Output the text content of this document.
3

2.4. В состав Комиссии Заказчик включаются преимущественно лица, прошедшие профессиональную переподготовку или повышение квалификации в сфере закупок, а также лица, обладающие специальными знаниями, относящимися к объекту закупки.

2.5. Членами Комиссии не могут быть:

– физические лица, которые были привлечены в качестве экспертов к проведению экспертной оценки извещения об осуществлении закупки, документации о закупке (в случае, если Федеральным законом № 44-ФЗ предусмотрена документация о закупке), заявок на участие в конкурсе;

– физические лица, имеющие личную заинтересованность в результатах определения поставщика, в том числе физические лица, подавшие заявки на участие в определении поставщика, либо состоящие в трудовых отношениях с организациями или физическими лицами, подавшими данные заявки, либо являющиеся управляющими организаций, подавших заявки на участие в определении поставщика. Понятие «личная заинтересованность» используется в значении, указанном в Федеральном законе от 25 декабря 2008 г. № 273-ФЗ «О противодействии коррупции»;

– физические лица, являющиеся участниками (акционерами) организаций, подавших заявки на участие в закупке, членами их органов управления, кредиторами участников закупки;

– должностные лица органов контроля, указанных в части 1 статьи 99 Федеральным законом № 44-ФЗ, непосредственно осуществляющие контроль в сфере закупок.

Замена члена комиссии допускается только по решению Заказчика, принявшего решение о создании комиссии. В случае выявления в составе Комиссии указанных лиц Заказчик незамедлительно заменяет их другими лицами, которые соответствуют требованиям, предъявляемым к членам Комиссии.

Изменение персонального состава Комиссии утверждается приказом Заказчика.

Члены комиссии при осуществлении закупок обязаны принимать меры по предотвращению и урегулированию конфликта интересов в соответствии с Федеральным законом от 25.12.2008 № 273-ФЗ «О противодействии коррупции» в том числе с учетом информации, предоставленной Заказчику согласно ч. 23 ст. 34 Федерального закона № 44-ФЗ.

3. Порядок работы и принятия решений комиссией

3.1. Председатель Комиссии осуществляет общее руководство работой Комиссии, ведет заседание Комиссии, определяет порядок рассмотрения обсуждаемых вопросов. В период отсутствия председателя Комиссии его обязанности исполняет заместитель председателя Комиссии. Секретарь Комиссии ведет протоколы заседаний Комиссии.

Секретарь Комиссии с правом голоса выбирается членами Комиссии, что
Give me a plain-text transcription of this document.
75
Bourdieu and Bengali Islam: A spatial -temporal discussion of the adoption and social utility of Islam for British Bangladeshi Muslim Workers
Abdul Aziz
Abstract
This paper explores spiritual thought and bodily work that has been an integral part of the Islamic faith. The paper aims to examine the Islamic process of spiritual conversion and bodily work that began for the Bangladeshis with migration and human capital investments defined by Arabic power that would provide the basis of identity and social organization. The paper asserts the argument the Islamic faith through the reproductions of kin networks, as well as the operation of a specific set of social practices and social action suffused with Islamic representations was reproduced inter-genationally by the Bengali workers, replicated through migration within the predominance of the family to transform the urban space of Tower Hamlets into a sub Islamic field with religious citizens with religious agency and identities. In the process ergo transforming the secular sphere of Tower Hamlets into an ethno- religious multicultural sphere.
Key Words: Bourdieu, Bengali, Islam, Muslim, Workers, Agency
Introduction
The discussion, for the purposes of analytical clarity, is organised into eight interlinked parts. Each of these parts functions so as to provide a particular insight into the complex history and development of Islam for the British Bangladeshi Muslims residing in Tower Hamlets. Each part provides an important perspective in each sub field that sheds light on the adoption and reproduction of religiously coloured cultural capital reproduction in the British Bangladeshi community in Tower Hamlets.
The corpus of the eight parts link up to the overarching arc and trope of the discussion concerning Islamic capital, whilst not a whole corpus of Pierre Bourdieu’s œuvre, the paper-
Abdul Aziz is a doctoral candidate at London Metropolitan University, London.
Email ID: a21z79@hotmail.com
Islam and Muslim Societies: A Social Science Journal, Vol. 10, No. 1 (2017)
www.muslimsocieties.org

■ ■ ■

# [Task objective]
Copy all lines from the material that hold "органов".

# [Result of the task]
– физические лица, являющиеся участниками (акционерами) организаций, подавших заявки на участие в закупке, членами их органов управления, кредиторами участников закупки;
– должностные лица органов контроля, указанных в части 1 статьи 99 Федеральным законом № 44-ФЗ, непосредственно осуществляющие контроль в сфере закупок.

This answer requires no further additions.